═════ Entries

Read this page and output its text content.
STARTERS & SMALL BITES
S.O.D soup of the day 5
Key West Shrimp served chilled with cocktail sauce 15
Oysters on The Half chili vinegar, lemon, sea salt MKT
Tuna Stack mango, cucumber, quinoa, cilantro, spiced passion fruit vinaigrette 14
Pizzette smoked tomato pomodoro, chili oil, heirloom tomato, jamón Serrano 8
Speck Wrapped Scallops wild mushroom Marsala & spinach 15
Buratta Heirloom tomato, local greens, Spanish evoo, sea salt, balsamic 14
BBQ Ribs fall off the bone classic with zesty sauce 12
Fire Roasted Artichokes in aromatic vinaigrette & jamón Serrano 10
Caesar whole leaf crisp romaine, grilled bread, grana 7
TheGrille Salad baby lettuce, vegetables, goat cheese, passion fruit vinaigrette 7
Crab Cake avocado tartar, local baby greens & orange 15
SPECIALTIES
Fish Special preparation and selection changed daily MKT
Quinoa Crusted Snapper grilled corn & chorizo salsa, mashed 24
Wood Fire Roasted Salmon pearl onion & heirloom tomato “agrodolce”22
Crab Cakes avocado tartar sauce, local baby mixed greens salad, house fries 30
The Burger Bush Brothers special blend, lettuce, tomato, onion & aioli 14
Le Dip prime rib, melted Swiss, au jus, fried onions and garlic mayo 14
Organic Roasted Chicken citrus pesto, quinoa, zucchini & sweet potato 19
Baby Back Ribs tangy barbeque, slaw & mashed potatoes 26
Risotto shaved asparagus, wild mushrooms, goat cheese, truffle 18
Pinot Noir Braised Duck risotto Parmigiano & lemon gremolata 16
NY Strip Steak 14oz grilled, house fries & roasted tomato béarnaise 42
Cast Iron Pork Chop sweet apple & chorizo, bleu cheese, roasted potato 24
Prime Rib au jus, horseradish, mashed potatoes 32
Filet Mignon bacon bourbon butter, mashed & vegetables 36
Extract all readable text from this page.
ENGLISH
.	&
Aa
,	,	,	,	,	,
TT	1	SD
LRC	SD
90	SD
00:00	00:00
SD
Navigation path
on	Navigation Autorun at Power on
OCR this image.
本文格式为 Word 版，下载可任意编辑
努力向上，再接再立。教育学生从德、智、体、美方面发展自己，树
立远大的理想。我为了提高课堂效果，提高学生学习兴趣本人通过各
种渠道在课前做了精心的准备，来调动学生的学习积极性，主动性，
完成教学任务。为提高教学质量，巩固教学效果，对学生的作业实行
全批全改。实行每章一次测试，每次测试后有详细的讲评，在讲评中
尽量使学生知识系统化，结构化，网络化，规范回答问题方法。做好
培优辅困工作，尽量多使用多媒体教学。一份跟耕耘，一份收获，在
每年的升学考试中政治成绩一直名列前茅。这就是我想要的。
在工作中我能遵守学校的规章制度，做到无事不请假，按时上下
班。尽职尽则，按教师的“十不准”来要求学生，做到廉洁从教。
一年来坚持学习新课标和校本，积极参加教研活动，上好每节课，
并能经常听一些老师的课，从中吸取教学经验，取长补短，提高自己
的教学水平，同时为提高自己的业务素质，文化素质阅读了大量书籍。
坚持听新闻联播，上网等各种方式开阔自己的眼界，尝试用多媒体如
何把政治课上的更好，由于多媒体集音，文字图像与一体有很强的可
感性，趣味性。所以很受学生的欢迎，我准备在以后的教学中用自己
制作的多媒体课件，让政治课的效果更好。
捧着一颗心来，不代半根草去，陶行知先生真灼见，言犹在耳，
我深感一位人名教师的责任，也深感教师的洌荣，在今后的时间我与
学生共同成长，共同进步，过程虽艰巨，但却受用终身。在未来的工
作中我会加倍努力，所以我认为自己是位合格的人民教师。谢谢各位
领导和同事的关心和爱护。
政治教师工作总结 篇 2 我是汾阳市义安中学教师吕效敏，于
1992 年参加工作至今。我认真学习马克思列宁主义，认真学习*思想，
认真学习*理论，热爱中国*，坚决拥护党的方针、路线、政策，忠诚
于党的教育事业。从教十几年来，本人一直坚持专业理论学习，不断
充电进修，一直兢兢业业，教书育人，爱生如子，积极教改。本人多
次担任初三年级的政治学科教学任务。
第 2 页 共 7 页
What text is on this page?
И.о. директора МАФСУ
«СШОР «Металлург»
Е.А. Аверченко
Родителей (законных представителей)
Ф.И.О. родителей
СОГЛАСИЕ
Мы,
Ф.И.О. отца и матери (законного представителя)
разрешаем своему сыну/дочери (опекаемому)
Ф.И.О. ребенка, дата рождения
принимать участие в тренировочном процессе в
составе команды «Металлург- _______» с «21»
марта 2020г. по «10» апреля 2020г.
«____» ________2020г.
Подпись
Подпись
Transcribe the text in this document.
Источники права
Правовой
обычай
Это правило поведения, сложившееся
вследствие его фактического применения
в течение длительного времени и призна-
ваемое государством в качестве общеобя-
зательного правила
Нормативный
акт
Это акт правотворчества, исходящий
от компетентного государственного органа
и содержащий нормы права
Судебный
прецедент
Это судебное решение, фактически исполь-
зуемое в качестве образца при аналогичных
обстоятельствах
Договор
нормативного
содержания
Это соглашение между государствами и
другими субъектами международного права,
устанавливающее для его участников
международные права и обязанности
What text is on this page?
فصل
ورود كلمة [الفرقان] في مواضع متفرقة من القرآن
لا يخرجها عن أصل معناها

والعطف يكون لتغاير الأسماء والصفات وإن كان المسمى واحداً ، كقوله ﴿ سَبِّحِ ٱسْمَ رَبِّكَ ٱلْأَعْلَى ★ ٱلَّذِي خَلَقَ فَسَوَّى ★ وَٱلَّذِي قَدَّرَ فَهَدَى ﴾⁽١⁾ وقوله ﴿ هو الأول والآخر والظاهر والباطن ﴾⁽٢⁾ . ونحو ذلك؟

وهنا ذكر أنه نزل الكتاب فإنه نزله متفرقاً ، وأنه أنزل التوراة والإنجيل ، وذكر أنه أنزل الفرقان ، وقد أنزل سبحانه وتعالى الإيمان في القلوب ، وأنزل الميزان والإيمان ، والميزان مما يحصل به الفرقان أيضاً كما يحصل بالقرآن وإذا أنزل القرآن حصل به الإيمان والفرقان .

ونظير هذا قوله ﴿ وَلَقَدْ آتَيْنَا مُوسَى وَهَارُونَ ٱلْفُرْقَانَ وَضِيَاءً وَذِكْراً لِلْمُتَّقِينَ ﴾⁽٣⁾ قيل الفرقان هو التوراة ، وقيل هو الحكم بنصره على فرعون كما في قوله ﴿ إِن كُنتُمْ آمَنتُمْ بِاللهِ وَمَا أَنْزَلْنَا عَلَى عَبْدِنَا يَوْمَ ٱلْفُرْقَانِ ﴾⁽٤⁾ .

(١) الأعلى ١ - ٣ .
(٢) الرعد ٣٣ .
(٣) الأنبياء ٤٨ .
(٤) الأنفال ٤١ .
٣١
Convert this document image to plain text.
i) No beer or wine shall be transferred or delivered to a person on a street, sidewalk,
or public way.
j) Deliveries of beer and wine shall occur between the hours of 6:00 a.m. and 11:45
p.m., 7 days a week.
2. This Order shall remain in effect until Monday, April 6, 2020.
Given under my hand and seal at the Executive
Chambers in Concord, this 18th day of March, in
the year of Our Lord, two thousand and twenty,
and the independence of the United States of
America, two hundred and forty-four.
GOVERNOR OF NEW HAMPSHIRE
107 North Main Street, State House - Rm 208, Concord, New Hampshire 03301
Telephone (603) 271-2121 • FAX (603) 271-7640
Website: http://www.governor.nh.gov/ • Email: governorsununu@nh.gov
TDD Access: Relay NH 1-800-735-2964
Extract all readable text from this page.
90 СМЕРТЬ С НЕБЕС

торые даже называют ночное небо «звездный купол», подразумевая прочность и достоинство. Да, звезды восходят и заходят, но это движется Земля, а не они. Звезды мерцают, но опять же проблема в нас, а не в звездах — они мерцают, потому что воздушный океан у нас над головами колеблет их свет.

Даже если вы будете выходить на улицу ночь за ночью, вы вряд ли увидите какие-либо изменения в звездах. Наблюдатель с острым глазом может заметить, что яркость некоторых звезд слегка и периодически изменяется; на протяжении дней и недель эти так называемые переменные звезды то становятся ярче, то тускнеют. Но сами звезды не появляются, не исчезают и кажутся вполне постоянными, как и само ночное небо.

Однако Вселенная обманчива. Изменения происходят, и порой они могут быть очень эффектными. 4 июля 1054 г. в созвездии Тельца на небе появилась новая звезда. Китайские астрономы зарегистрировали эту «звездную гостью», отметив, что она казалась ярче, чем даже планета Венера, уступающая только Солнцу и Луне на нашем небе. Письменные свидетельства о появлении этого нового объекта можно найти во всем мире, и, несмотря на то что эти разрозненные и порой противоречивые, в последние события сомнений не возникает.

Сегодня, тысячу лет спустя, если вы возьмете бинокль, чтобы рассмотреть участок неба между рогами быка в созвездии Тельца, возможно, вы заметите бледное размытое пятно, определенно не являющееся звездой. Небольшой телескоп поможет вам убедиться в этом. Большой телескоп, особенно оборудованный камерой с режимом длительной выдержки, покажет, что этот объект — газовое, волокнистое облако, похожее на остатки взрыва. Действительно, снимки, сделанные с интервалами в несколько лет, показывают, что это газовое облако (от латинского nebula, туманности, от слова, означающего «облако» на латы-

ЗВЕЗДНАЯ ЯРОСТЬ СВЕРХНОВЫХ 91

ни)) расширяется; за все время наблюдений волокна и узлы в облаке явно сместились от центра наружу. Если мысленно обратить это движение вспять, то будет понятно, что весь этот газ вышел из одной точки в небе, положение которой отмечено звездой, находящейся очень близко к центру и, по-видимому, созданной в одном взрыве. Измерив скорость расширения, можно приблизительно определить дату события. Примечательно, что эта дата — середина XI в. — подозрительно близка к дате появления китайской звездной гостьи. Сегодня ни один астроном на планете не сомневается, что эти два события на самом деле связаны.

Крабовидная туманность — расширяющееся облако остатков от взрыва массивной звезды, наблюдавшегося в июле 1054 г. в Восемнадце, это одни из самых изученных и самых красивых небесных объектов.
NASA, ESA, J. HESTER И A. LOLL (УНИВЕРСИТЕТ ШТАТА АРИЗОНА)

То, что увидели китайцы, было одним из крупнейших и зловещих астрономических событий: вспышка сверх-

══════════

What is required: Work out how many lines above have the string "jamón" in them, and give only the number.

Written answer: 2